Directions -
Go through the listing and copy each line with the string "Chat".

Record extracts -
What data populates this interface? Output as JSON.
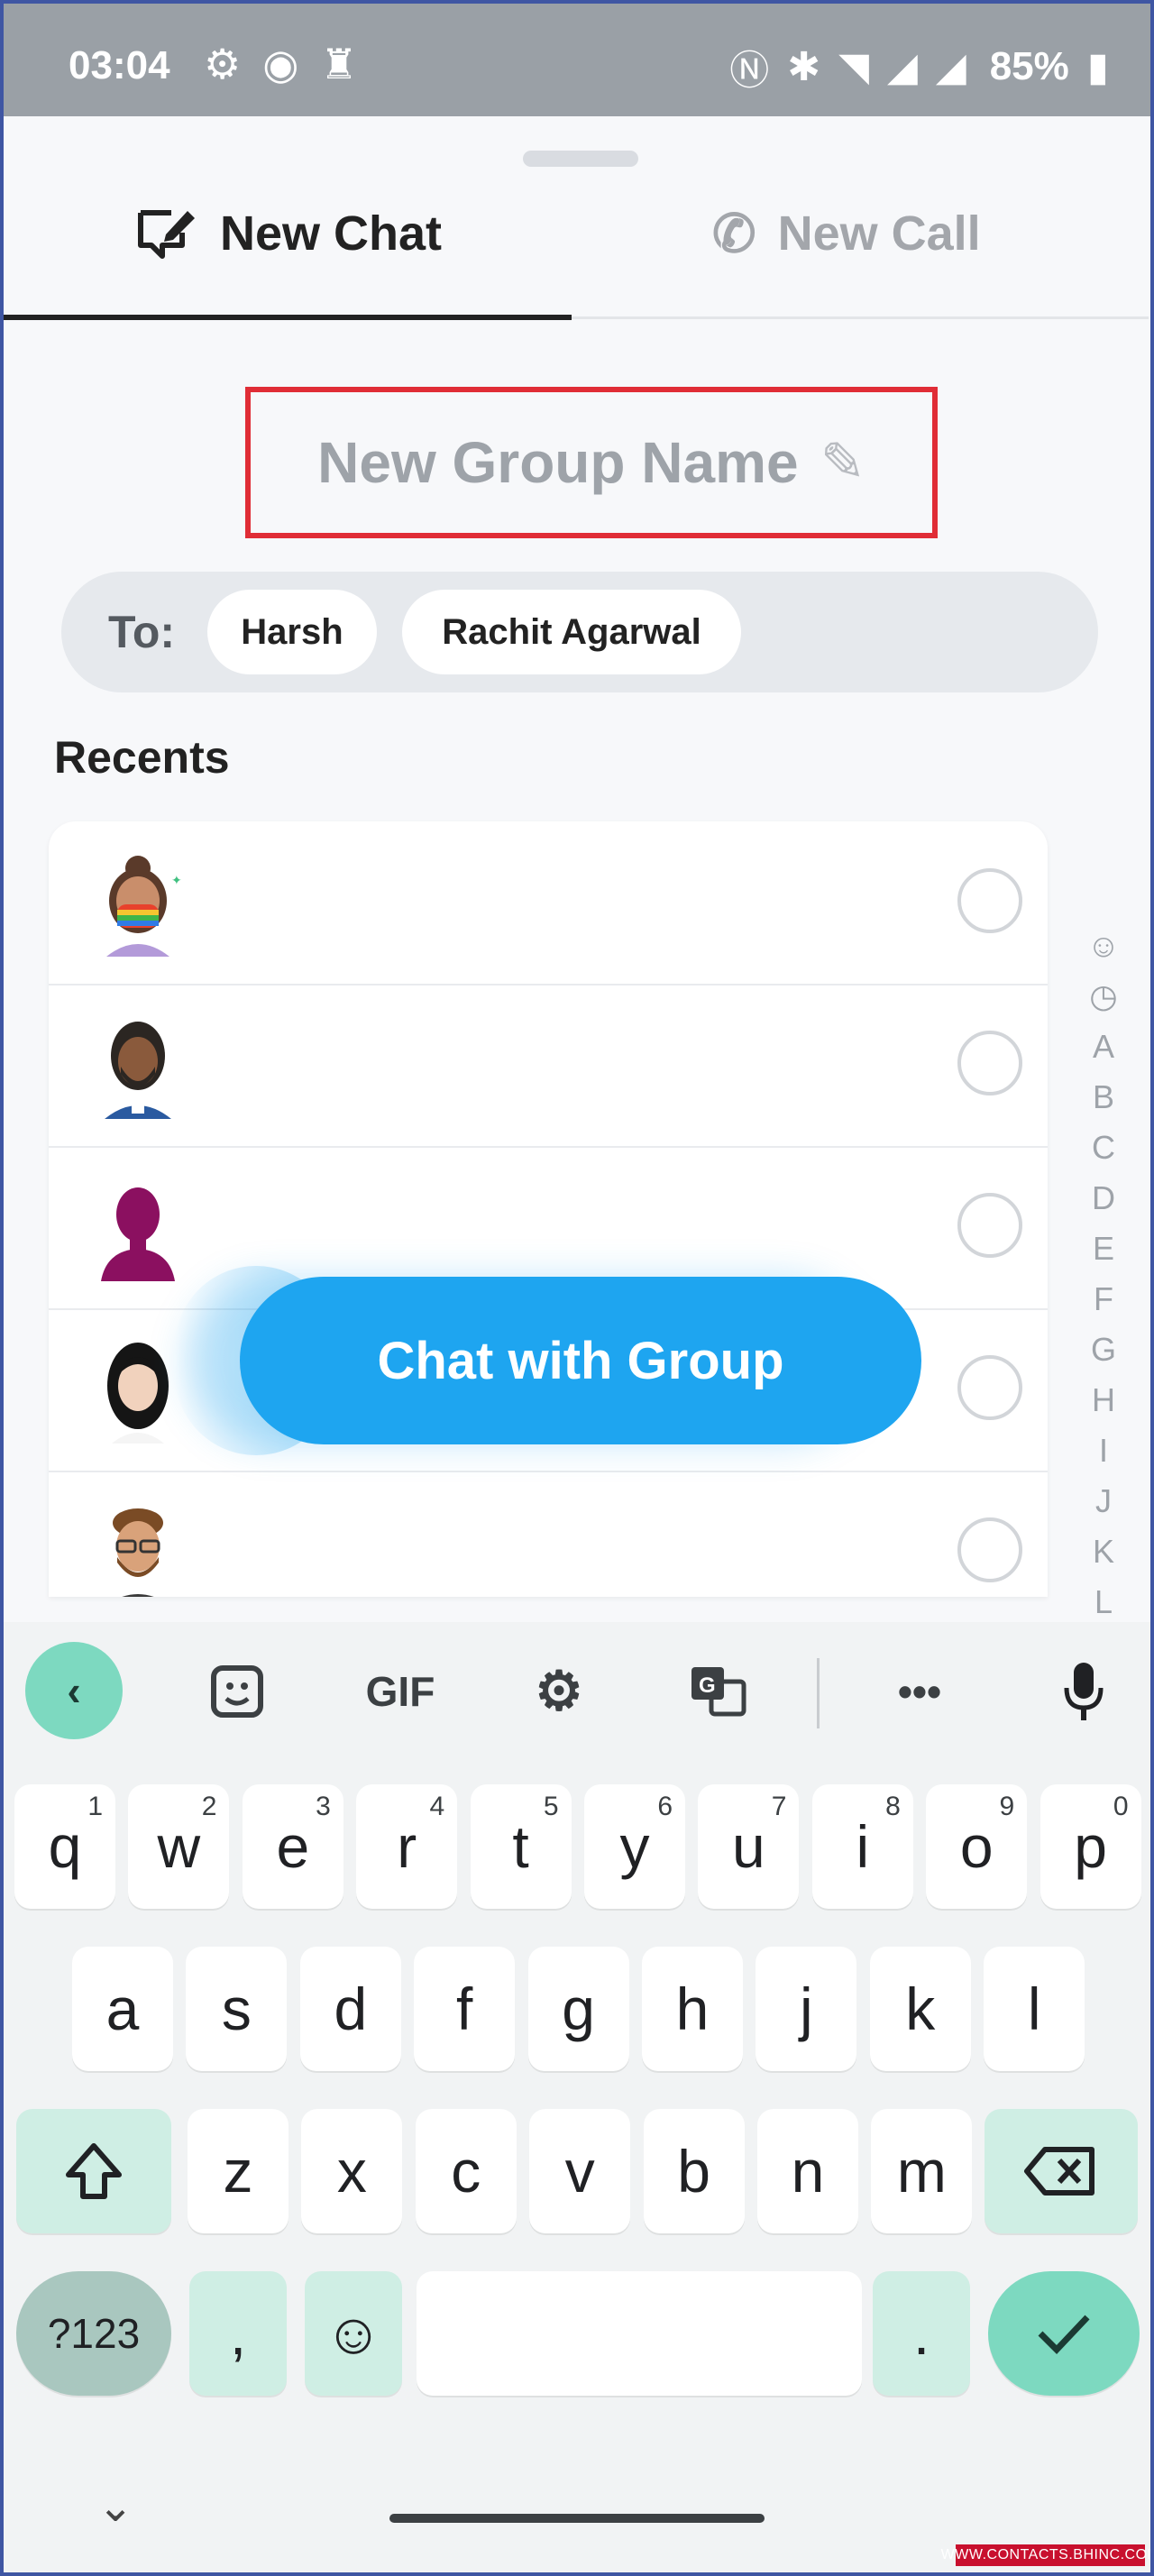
{
  "status_bar": {
    "time": "03:04",
    "battery": "85%"
  },
  "tabs": [
    {
      "label": "New Chat",
      "selected": true
    },
    {
      "label": "New Call",
      "selected": false
    }
  ],
  "group_name": {
    "placeholder": "New Group Name"
  },
  "to": {
    "label": "To:",
    "recipients": [
      "Harsh",
      "Rachit Agarwal"
    ]
  },
  "recents": {
    "title": "Recents"
  },
  "alphabet": [
    "☺",
    "◷",
    "A",
    "B",
    "C",
    "D",
    "E",
    "F",
    "G",
    "H",
    "I",
    "J",
    "K",
    "L"
  ],
  "fab": {
    "label": "Chat with Group"
  },
  "keyboard": {
    "toolbar": {
      "gif": "GIF"
    },
    "row1": [
      {
        "c": "q",
        "n": "1"
      },
      {
        "c": "w",
        "n": "2"
      },
      {
        "c": "e",
        "n": "3"
      },
      {
        "c": "r",
        "n": "4"
      },
      {
        "c": "t",
        "n": "5"
      },
      {
        "c": "y",
        "n": "6"
      },
      {
        "c": "u",
        "n": "7"
      },
      {
        "c": "i",
        "n": "8"
      },
      {
        "c": "o",
        "n": "9"
      },
      {
        "c": "p",
        "n": "0"
      }
    ],
    "row2": [
      "a",
      "s",
      "d",
      "f",
      "g",
      "h",
      "j",
      "k",
      "l"
    ],
    "row3": [
      "z",
      "x",
      "c",
      "v",
      "b",
      "n",
      "m"
    ],
    "symbols": "?123",
    "comma": ",",
    "period": "."
  },
  "watermark": "WWW.CONTACTS.BHINC.COM"
}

Reply to the exercise -
      "label": "New Chat",
    "label": "Chat with Group"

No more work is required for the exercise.